Write out every line of the material exactly as it appears.
★ ★ ★ ★ ★ ★ ★
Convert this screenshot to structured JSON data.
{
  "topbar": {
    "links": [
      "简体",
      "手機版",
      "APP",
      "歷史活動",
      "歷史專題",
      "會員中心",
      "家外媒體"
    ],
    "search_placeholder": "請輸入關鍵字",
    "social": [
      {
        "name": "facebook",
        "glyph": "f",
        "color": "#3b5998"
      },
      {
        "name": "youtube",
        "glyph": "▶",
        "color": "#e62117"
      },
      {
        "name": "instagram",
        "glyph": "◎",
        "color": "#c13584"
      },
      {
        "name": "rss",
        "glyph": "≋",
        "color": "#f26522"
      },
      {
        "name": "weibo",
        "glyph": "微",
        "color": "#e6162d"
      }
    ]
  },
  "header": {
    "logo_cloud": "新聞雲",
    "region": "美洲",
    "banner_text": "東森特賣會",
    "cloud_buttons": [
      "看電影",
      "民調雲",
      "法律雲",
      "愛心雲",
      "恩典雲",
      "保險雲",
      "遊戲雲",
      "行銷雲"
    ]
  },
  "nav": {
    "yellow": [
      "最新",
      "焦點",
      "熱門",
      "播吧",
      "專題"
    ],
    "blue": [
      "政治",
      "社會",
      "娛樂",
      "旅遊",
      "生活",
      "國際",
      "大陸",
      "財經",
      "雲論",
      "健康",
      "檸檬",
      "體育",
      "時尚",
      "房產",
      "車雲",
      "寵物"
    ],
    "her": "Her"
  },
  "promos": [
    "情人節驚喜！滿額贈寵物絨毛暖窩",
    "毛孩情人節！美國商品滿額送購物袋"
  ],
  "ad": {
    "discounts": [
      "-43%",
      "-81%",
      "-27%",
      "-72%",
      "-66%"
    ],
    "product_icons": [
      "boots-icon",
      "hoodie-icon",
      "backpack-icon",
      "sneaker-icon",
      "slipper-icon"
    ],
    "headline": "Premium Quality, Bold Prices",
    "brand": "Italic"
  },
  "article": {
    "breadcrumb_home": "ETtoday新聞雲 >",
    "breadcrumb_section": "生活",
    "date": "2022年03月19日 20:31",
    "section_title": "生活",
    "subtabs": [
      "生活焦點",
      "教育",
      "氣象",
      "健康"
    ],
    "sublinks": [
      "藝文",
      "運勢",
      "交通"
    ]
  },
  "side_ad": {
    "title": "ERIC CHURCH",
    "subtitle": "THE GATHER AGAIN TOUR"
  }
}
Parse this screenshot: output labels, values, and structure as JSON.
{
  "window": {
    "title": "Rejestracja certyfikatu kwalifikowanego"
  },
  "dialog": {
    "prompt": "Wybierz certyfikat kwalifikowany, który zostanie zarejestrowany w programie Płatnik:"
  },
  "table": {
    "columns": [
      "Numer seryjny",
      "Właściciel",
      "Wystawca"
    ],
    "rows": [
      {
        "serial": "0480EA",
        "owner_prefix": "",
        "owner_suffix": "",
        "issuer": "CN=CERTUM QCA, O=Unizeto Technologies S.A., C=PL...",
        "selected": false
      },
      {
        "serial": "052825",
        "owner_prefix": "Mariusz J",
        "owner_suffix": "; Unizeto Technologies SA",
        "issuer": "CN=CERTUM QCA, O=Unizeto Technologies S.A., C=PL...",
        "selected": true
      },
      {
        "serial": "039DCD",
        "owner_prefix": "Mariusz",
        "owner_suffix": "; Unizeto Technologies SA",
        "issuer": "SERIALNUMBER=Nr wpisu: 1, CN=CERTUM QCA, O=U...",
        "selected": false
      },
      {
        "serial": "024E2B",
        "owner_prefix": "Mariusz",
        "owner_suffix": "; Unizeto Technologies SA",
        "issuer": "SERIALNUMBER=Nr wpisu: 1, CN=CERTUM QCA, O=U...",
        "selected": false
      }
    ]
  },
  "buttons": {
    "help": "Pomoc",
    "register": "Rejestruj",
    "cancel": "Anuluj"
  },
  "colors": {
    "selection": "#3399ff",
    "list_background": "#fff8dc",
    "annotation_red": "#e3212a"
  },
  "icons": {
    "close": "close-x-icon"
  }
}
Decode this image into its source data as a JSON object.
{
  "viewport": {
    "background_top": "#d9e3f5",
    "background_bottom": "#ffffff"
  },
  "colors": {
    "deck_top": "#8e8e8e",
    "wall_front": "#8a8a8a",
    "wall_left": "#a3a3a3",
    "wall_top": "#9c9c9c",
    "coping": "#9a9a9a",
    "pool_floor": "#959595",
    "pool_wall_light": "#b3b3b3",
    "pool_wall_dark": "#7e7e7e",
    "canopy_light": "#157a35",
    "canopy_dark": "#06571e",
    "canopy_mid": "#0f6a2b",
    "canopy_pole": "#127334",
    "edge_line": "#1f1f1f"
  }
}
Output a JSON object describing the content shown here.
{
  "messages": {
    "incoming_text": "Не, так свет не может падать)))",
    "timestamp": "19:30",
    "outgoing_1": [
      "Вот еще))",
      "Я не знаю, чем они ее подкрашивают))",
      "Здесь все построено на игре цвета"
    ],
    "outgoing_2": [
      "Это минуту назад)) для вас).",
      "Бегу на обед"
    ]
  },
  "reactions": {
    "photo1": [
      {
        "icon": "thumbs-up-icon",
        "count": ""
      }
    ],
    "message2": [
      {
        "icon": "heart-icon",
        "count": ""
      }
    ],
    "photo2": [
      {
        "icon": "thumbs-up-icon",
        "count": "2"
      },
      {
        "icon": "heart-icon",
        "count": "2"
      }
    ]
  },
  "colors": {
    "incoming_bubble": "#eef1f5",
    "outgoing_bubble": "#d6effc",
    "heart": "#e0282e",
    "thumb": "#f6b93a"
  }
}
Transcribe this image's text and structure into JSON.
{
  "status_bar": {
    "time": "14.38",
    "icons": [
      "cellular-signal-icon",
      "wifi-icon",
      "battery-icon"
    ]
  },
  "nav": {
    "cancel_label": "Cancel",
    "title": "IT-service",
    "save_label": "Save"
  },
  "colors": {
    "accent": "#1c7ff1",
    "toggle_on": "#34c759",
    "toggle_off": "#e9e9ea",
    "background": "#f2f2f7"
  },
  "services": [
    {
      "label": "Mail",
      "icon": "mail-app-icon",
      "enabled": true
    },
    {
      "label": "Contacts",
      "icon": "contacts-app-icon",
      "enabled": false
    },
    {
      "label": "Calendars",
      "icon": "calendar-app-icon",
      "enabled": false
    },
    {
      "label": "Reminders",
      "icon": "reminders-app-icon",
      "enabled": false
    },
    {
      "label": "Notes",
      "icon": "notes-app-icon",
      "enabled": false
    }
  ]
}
★ ★ ★ ★ ★ ★ ★
### Written response
Convert this screenshot to structured JSON data.
{
  "topbar": {
    "links": [
      "简体",
      "手機版",
      "APP",
      "歷史活動",
      "歷史專題",
      "會員中心",
      "家外媒體"
    ],
    "search_placeholder": "請輸入關鍵字",
    "social": [
      {
        "name": "facebook",
        "glyph": "f",
        "color": "#3b5998"
      },
      {
        "name": "youtube",
        "glyph": "▶",
        "color": "#e62117"
      },
      {
        "name": "instagram",
        "glyph": "◎",
        "color": "#c13584"
      },
      {
        "name": "rss",
        "glyph": "≋",
        "color": "#f26522"
      },
      {
        "name": "weibo",
        "glyph": "微",
        "color": "#e6162d"
      }
    ]
  },
  "header": {
    "logo_cloud": "新聞雲",
    "region": "美洲",
    "banner_text": "東森特賣會",
    "cloud_buttons": [
      "看電影",
      "民調雲",
      "法律雲",
      "愛心雲",
      "恩典雲",
      "保險雲",
      "遊戲雲",
      "行銷雲"
    ]
  },
  "nav": {
    "yellow": [
      "最新",
      "焦點",
      "熱門",
      "播吧",
      "專題"
    ],
    "blue": [
      "政治",
      "社會",
      "娛樂",
      "旅遊",
      "生活",
      "國際",
      "大陸",
      "財經",
      "雲論",
      "健康",
      "檸檬",
      "體育",
      "時尚",
      "房產",
      "車雲",
      "寵物"
    ],
    "her": "Her"
  },
  "promos": [
    "情人節驚喜！滿額贈寵物絨毛暖窩",
    "毛孩情人節！美國商品滿額送購物袋"
  ],
  "ad": {
    "discounts": [
      "-43%",
      "-81%",
      "-27%",
      "-72%",
      "-66%"
    ],
    "product_icons": [
      "boots-icon",
      "hoodie-icon",
      "backpack-icon",
      "sneaker-icon",
      "slipper-icon"
    ],
    "headline": "Premium Quality, Bold Prices",
    "brand": "Italic"
  },
  "article": {
    "breadcrumb_home": "ETtoday新聞雲 >",
    "breadcrumb_section": "生活",
    "date": "2022年03月19日 20:31",
    "section_title": "生活",
    "subtabs": [
      "生活焦點",
      "教育",
      "氣象",
      "健康"
    ],
    "sublinks": [
      "藝文",
      "運勢",
      "交通"
    ]
  },
  "side_ad": {
    "title": "ERIC CHURCH",
    "subtitle": "THE GATHER AGAIN TOUR"
  }
}
Parse this screenshot: output labels, values, and structure as JSON.
{
  "window": {
    "title": "Rejestracja certyfikatu kwalifikowanego"
  },
  "dialog": {
    "prompt": "Wybierz certyfikat kwalifikowany, który zostanie zarejestrowany w programie Płatnik:"
  },
  "table": {
    "columns": [
      "Numer seryjny",
      "Właściciel",
      "Wystawca"
    ],
    "rows": [
      {
        "serial": "0480EA",
        "owner_prefix": "",
        "owner_suffix": "",
        "issuer": "CN=CERTUM QCA, O=Unizeto Technologies S.A., C=PL...",
        "selected": false
      },
      {
        "serial": "052825",
        "owner_prefix": "Mariusz J",
        "owner_suffix": "; Unizeto Technologies SA",
        "issuer": "CN=CERTUM QCA, O=Unizeto Technologies S.A., C=PL...",
        "selected": true
      },
      {
        "serial": "039DCD",
        "owner_prefix": "Mariusz",
        "owner_suffix": "; Unizeto Technologies SA",
        "issuer": "SERIALNUMBER=Nr wpisu: 1, CN=CERTUM QCA, O=U...",
        "selected": false
      },
      {
        "serial": "024E2B",
        "owner_prefix": "Mariusz",
        "owner_suffix": "; Unizeto Technologies SA",
        "issuer": "SERIALNUMBER=Nr wpisu: 1, CN=CERTUM QCA, O=U...",
        "selected": false
      }
    ]
  },
  "buttons": {
    "help": "Pomoc",
    "register": "Rejestruj",
    "cancel": "Anuluj"
  },
  "colors": {
    "selection": "#3399ff",
    "list_background": "#fff8dc",
    "annotation_red": "#e3212a"
  },
  "icons": {
    "close": "close-x-icon"
  }
}
Decode this image into its source data as a JSON object.
{
  "viewport": {
    "background_top": "#d9e3f5",
    "background_bottom": "#ffffff"
  },
  "colors": {
    "deck_top": "#8e8e8e",
    "wall_front": "#8a8a8a",
    "wall_left": "#a3a3a3",
    "wall_top": "#9c9c9c",
    "coping": "#9a9a9a",
    "pool_floor": "#959595",
    "pool_wall_light": "#b3b3b3",
    "pool_wall_dark": "#7e7e7e",
    "canopy_light": "#157a35",
    "canopy_dark": "#06571e",
    "canopy_mid": "#0f6a2b",
    "canopy_pole": "#127334",
    "edge_line": "#1f1f1f"
  }
}
Output a JSON object describing the content shown here.
{
  "messages": {
    "incoming_text": "Не, так свет не может падать)))",
    "timestamp": "19:30",
    "outgoing_1": [
      "Вот еще))",
      "Я не знаю, чем они ее подкрашивают))",
      "Здесь все построено на игре цвета"
    ],
    "outgoing_2": [
      "Это минуту назад)) для вас).",
      "Бегу на обед"
    ]
  },
  "reactions": {
    "photo1": [
      {
        "icon": "thumbs-up-icon",
        "count": ""
      }
    ],
    "message2": [
      {
        "icon": "heart-icon",
        "count": ""
      }
    ],
    "photo2": [
      {
        "icon": "thumbs-up-icon",
        "count": "2"
      },
      {
        "icon": "heart-icon",
        "count": "2"
      }
    ]
  },
  "colors": {
    "incoming_bubble": "#eef1f5",
    "outgoing_bubble": "#d6effc",
    "heart": "#e0282e",
    "thumb": "#f6b93a"
  }
}
Transcribe this image's text and structure into JSON.
{
  "status_bar": {
    "time": "14.38",
    "icons": [
      "cellular-signal-icon",
      "wifi-icon",
      "battery-icon"
    ]
  },
  "nav": {
    "cancel_label": "Cancel",
    "title": "IT-service",
    "save_label": "Save"
  },
  "colors": {
    "accent": "#1c7ff1",
    "toggle_on": "#34c759",
    "toggle_off": "#e9e9ea",
    "background": "#f2f2f7"
  },
  "services": [
    {
      "label": "Mail",
      "icon": "mail-app-icon",
      "enabled": true
    },
    {
      "label": "Contacts",
      "icon": "contacts-app-icon",
      "enabled": false
    },
    {
      "label": "Calendars",
      "icon": "calendar-app-icon",
      "enabled": false
    },
    {
      "label": "Reminders",
      "icon": "reminders-app-icon",
      "enabled": false
    },
    {
      "label": "Notes",
      "icon": "notes-app-icon",
      "enabled": false
    }
  ]
}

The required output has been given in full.